- Task goal
In the records below, pick out all lines containing the word "JSON".

===== Entries supplied =====

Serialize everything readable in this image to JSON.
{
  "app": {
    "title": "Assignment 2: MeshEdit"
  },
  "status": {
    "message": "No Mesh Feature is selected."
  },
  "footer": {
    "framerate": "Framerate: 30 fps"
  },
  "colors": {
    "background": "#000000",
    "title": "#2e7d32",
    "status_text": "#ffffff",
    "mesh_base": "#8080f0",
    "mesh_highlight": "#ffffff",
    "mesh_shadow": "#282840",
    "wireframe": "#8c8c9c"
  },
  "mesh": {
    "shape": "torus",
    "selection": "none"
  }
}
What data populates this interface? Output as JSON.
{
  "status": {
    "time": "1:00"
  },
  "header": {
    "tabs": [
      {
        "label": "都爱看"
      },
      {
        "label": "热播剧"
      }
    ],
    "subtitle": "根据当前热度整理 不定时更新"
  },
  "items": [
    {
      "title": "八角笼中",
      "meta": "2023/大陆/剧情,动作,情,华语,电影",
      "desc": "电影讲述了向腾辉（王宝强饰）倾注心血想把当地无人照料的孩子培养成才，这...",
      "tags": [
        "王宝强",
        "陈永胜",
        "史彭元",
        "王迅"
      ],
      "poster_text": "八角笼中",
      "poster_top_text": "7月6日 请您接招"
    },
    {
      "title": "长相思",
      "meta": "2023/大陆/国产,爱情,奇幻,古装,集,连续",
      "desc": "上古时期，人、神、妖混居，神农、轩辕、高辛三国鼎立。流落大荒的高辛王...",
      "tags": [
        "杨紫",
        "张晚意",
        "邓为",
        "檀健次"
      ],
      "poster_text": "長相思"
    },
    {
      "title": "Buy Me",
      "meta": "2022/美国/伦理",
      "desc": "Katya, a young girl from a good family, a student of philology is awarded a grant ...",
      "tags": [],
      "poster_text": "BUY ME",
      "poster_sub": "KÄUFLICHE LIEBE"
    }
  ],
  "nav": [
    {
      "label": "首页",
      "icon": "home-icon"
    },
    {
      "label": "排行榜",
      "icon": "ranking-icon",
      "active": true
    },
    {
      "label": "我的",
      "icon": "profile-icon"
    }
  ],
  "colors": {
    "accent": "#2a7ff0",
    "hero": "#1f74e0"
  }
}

=====

- Answer to the task
Serialize everything readable in this image to JSON.
What data populates this interface? Output as JSON.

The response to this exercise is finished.